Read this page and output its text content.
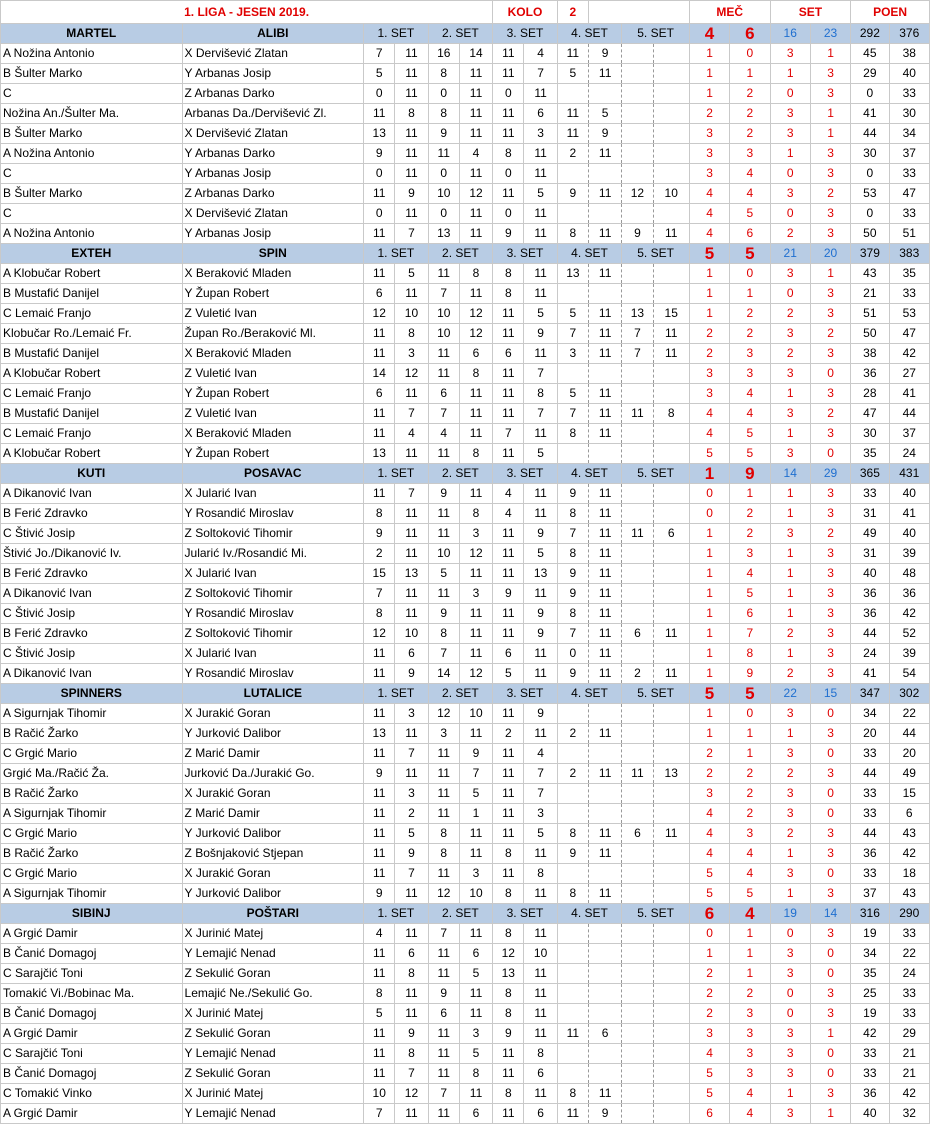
1. LIGA - JESEN 2019.						KOLO		2				MEČ		SET		POEN	
MARTEL	ALIBI	1. SET		2. SET		3. SET		4. SET		5. SET		4	6	16	23	292	376
A Nožina Antonio	X Dervišević Zlatan	7	11	16	14	11	4	11	9			1	0	3	1	45	38
B Šulter Marko	Y Arbanas Josip	5	11	8	11	11	7	5	11			1	1	1	3	29	40
C	Z Arbanas Darko	0	11	0	11	0	11					1	2	0	3	0	33
Nožina An./Šulter Ma.	Arbanas Da./Dervišević Zl.	11	8	8	11	11	6	11	5			2	2	3	1	41	30
B Šulter Marko	X Dervišević Zlatan	13	11	9	11	11	3	11	9			3	2	3	1	44	34
A Nožina Antonio	Y Arbanas Darko	9	11	11	4	8	11	2	11			3	3	1	3	30	37
C	Y Arbanas Josip	0	11	0	11	0	11					3	4	0	3	0	33
B Šulter Marko	Z Arbanas Darko	11	9	10	12	11	5	9	11	12	10	4	4	3	2	53	47
C	X Dervišević Zlatan	0	11	0	11	0	11					4	5	0	3	0	33
A Nožina Antonio	Y Arbanas Josip	11	7	13	11	9	11	8	11	9	11	4	6	2	3	50	51
EXTEH	SPIN	1. SET		2. SET		3. SET		4. SET		5. SET		5	5	21	20	379	383
A Klobučar Robert	X Beraković Mladen	11	5	11	8	8	11	13	11			1	0	3	1	43	35
B Mustafić Danijel	Y Župan Robert	6	11	7	11	8	11					1	1	0	3	21	33
C Lemaić Franjo	Z Vuletić Ivan	12	10	10	12	11	5	5	11	13	15	1	2	2	3	51	53
Klobučar Ro./Lemaić Fr.	Župan Ro./Beraković Ml.	11	8	10	12	11	9	7	11	7	11	2	2	3	2	50	47
B Mustafić Danijel	X Beraković Mladen	11	3	11	6	6	11	3	11	7	11	2	3	2	3	38	42
A Klobučar Robert	Z Vuletić Ivan	14	12	11	8	11	7					3	3	3	0	36	27
C Lemaić Franjo	Y Župan Robert	6	11	6	11	11	8	5	11			3	4	1	3	28	41
B Mustafić Danijel	Z Vuletić Ivan	11	7	7	11	11	7	7	11	11	8	4	4	3	2	47	44
C Lemaić Franjo	X Beraković Mladen	11	4	4	11	7	11	8	11			4	5	1	3	30	37
A Klobučar Robert	Y Župan Robert	13	11	11	8	11	5					5	5	3	0	35	24
KUTI	POSAVAC	1. SET		2. SET		3. SET		4. SET		5. SET		1	9	14	29	365	431
A Dikanović Ivan	X Jularić Ivan	11	7	9	11	4	11	9	11			0	1	1	3	33	40
B Ferić Zdravko	Y Rosandić Miroslav	8	11	11	8	4	11	8	11			0	2	1	3	31	41
C Štivić Josip	Z Soltoković Tihomir	9	11	11	3	11	9	7	11	11	6	1	2	3	2	49	40
Štivić Jo./Dikanović Iv.	Jularić Iv./Rosandić Mi.	2	11	10	12	11	5	8	11			1	3	1	3	31	39
B Ferić Zdravko	X Jularić Ivan	15	13	5	11	11	13	9	11			1	4	1	3	40	48
A Dikanović Ivan	Z Soltoković Tihomir	7	11	11	3	9	11	9	11			1	5	1	3	36	36
C Štivić Josip	Y Rosandić Miroslav	8	11	9	11	11	9	8	11			1	6	1	3	36	42
B Ferić Zdravko	Z Soltoković Tihomir	12	10	8	11	11	9	7	11	6	11	1	7	2	3	44	52
C Štivić Josip	X Jularić Ivan	11	6	7	11	6	11	0	11			1	8	1	3	24	39
A Dikanović Ivan	Y Rosandić Miroslav	11	9	14	12	5	11	9	11	2	11	1	9	2	3	41	54
SPINNERS	LUTALICE	1. SET		2. SET		3. SET		4. SET		5. SET		5	5	22	15	347	302
A Sigurnjak Tihomir	X Jurakić Goran	11	3	12	10	11	9					1	0	3	0	34	22
B Račić Žarko	Y Jurković Dalibor	13	11	3	11	2	11	2	11			1	1	1	3	20	44
C Grgić Mario	Z Marić Damir	11	7	11	9	11	4					2	1	3	0	33	20
Grgić Ma./Račić Ža.	Jurković Da./Jurakić Go.	9	11	11	7	11	7	2	11	11	13	2	2	2	3	44	49
B Račić Žarko	X Jurakić Goran	11	3	11	5	11	7					3	2	3	0	33	15
A Sigurnjak Tihomir	Z Marić Damir	11	2	11	1	11	3					4	2	3	0	33	6
C Grgić Mario	Y Jurković Dalibor	11	5	8	11	11	5	8	11	6	11	4	3	2	3	44	43
B Račić Žarko	Z Bošnjaković Stjepan	11	9	8	11	8	11	9	11			4	4	1	3	36	42
C Grgić Mario	X Jurakić Goran	11	7	11	3	11	8					5	4	3	0	33	18
A Sigurnjak Tihomir	Y Jurković Dalibor	9	11	12	10	8	11	8	11			5	5	1	3	37	43
SIBINJ	POŠTARI	1. SET		2. SET		3. SET		4. SET		5. SET		6	4	19	14	316	290
A Grgić Damir	X Jurinić Matej	4	11	7	11	8	11					0	1	0	3	19	33
B Čanić Domagoj	Y Lemajić Nenad	11	6	11	6	12	10					1	1	3	0	34	22
C Sarajčić Toni	Z Sekulić Goran	11	8	11	5	13	11					2	1	3	0	35	24
Tomakić Vi./Bobinac Ma.	Lemajić Ne./Sekulić Go.	8	11	9	11	8	11					2	2	0	3	25	33
B Čanić Domagoj	X Jurinić Matej	5	11	6	11	8	11					2	3	0	3	19	33
A Grgić Damir	Z Sekulić Goran	11	9	11	3	9	11	11	6			3	3	3	1	42	29
C Sarajčić Toni	Y Lemajić Nenad	11	8	11	5	11	8					4	3	3	0	33	21
B Čanić Domagoj	Z Sekulić Goran	11	7	11	8	11	6					5	3	3	0	33	21
C Tomakić Vinko	X Jurinić Matej	10	12	7	11	8	11	8	11			5	4	1	3	36	42
A Grgić Damir	Y Lemajić Nenad	7	11	11	6	11	6	11	9			6	4	3	1	40	32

#### Exercise goal
Return all the entries word for word, but omit any pictures they contain.

#### Correct response
Read this page and output its text content.
1. LIGA - JESEN 2019.						KOLO		2				MEČ		SET		POEN	
MARTEL	ALIBI	1. SET		2. SET		3. SET		4. SET		5. SET		4	6	16	23	292	376
A Nožina Antonio	X Dervišević Zlatan	7	11	16	14	11	4	11	9			1	0	3	1	45	38
B Šulter Marko	Y Arbanas Josip	5	11	8	11	11	7	5	11			1	1	1	3	29	40
C	Z Arbanas Darko	0	11	0	11	0	11					1	2	0	3	0	33
Nožina An./Šulter Ma.	Arbanas Da./Dervišević Zl.	11	8	8	11	11	6	11	5			2	2	3	1	41	30
B Šulter Marko	X Dervišević Zlatan	13	11	9	11	11	3	11	9			3	2	3	1	44	34
A Nožina Antonio	Y Arbanas Darko	9	11	11	4	8	11	2	11			3	3	1	3	30	37
C	Y Arbanas Josip	0	11	0	11	0	11					3	4	0	3	0	33
B Šulter Marko	Z Arbanas Darko	11	9	10	12	11	5	9	11	12	10	4	4	3	2	53	47
C	X Dervišević Zlatan	0	11	0	11	0	11					4	5	0	3	0	33
A Nožina Antonio	Y Arbanas Josip	11	7	13	11	9	11	8	11	9	11	4	6	2	3	50	51
EXTEH	SPIN	1. SET		2. SET		3. SET		4. SET		5. SET		5	5	21	20	379	383
A Klobučar Robert	X Beraković Mladen	11	5	11	8	8	11	13	11			1	0	3	1	43	35
B Mustafić Danijel	Y Župan Robert	6	11	7	11	8	11					1	1	0	3	21	33
C Lemaić Franjo	Z Vuletić Ivan	12	10	10	12	11	5	5	11	13	15	1	2	2	3	51	53
Klobučar Ro./Lemaić Fr.	Župan Ro./Beraković Ml.	11	8	10	12	11	9	7	11	7	11	2	2	3	2	50	47
B Mustafić Danijel	X Beraković Mladen	11	3	11	6	6	11	3	11	7	11	2	3	2	3	38	42
A Klobučar Robert	Z Vuletić Ivan	14	12	11	8	11	7					3	3	3	0	36	27
C Lemaić Franjo	Y Župan Robert	6	11	6	11	11	8	5	11			3	4	1	3	28	41
B Mustafić Danijel	Z Vuletić Ivan	11	7	7	11	11	7	7	11	11	8	4	4	3	2	47	44
C Lemaić Franjo	X Beraković Mladen	11	4	4	11	7	11	8	11			4	5	1	3	30	37
A Klobučar Robert	Y Župan Robert	13	11	11	8	11	5					5	5	3	0	35	24
KUTI	POSAVAC	1. SET		2. SET		3. SET		4. SET		5. SET		1	9	14	29	365	431
A Dikanović Ivan	X Jularić Ivan	11	7	9	11	4	11	9	11			0	1	1	3	33	40
B Ferić Zdravko	Y Rosandić Miroslav	8	11	11	8	4	11	8	11			0	2	1	3	31	41
C Štivić Josip	Z Soltoković Tihomir	9	11	11	3	11	9	7	11	11	6	1	2	3	2	49	40
Štivić Jo./Dikanović Iv.	Jularić Iv./Rosandić Mi.	2	11	10	12	11	5	8	11			1	3	1	3	31	39
B Ferić Zdravko	X Jularić Ivan	15	13	5	11	11	13	9	11			1	4	1	3	40	48
A Dikanović Ivan	Z Soltoković Tihomir	7	11	11	3	9	11	9	11			1	5	1	3	36	36
C Štivić Josip	Y Rosandić Miroslav	8	11	9	11	11	9	8	11			1	6	1	3	36	42
B Ferić Zdravko	Z Soltoković Tihomir	12	10	8	11	11	9	7	11	6	11	1	7	2	3	44	52
C Štivić Josip	X Jularić Ivan	11	6	7	11	6	11	0	11			1	8	1	3	24	39
A Dikanović Ivan	Y Rosandić Miroslav	11	9	14	12	5	11	9	11	2	11	1	9	2	3	41	54
SPINNERS	LUTALICE	1. SET		2. SET		3. SET		4. SET		5. SET		5	5	22	15	347	302
A Sigurnjak Tihomir	X Jurakić Goran	11	3	12	10	11	9					1	0	3	0	34	22
B Račić Žarko	Y Jurković Dalibor	13	11	3	11	2	11	2	11			1	1	1	3	20	44
C Grgić Mario	Z Marić Damir	11	7	11	9	11	4					2	1	3	0	33	20
Grgić Ma./Račić Ža.	Jurković Da./Jurakić Go.	9	11	11	7	11	7	2	11	11	13	2	2	2	3	44	49
B Račić Žarko	X Jurakić Goran	11	3	11	5	11	7					3	2	3	0	33	15
A Sigurnjak Tihomir	Z Marić Damir	11	2	11	1	11	3					4	2	3	0	33	6
C Grgić Mario	Y Jurković Dalibor	11	5	8	11	11	5	8	11	6	11	4	3	2	3	44	43
B Račić Žarko	Z Bošnjaković Stjepan	11	9	8	11	8	11	9	11			4	4	1	3	36	42
C Grgić Mario	X Jurakić Goran	11	7	11	3	11	8					5	4	3	0	33	18
A Sigurnjak Tihomir	Y Jurković Dalibor	9	11	12	10	8	11	8	11			5	5	1	3	37	43
SIBINJ	POŠTARI	1. SET		2. SET		3. SET		4. SET		5. SET		6	4	19	14	316	290
A Grgić Damir	X Jurinić Matej	4	11	7	11	8	11					0	1	0	3	19	33
B Čanić Domagoj	Y Lemajić Nenad	11	6	11	6	12	10					1	1	3	0	34	22
C Sarajčić Toni	Z Sekulić Goran	11	8	11	5	13	11					2	1	3	0	35	24
Tomakić Vi./Bobinac Ma.	Lemajić Ne./Sekulić Go.	8	11	9	11	8	11					2	2	0	3	25	33
B Čanić Domagoj	X Jurinić Matej	5	11	6	11	8	11					2	3	0	3	19	33
A Grgić Damir	Z Sekulić Goran	11	9	11	3	9	11	11	6			3	3	3	1	42	29
C Sarajčić Toni	Y Lemajić Nenad	11	8	11	5	11	8					4	3	3	0	33	21
B Čanić Domagoj	Z Sekulić Goran	11	7	11	8	11	6					5	3	3	0	33	21
C Tomakić Vinko	X Jurinić Matej	10	12	7	11	8	11	8	11			5	4	1	3	36	42
A Grgić Damir	Y Lemajić Nenad	7	11	11	6	11	6	11	9			6	4	3	1	40	32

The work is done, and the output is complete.